╔══

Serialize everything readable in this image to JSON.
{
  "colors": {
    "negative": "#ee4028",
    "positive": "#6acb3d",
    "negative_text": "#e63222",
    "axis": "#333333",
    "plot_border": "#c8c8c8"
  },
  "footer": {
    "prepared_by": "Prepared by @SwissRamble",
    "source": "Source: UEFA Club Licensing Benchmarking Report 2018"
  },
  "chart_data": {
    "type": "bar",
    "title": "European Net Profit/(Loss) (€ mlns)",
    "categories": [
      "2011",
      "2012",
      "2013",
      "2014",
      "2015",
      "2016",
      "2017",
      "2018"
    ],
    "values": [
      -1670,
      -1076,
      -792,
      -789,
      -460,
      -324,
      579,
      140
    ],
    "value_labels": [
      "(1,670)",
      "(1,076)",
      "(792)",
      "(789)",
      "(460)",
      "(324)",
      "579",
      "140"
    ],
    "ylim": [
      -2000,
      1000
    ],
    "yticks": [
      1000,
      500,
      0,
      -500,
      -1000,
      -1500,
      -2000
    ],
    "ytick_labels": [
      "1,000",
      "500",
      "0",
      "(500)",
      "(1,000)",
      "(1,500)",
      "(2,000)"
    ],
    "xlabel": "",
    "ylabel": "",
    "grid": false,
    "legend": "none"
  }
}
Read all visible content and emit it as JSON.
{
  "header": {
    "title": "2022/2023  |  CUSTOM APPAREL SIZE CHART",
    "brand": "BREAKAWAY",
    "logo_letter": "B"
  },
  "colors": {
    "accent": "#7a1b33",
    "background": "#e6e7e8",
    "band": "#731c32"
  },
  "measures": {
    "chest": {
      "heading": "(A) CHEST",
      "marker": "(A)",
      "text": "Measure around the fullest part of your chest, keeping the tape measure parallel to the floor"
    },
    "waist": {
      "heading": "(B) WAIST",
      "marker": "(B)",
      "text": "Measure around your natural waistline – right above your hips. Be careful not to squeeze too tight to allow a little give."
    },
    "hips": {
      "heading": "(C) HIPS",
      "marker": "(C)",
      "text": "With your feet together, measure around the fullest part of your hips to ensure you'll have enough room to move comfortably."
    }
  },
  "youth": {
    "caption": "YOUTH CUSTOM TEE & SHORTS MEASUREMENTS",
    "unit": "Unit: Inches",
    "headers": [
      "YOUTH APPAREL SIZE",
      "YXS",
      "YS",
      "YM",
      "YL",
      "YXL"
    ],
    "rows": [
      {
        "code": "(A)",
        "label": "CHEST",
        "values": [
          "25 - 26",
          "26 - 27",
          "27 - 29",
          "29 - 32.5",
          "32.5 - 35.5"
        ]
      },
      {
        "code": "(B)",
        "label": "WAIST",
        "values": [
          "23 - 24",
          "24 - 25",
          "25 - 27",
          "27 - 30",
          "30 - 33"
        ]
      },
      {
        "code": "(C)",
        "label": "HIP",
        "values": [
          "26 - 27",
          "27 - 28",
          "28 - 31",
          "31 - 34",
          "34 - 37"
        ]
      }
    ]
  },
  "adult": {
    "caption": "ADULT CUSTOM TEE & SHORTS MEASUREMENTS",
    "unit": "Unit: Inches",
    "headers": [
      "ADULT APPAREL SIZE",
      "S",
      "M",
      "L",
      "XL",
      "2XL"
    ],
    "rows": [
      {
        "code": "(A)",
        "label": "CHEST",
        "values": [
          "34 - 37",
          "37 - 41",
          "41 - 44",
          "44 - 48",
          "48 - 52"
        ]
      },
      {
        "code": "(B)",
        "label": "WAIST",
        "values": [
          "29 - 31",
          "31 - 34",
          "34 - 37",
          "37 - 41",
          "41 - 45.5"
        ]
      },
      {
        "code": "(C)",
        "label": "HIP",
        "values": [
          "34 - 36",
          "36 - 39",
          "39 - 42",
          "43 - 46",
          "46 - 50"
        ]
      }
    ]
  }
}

╚══

PROBLEM: Find every line in the entries that includes the word "fullest", then state how many there are and nothing else.

RESULT: 2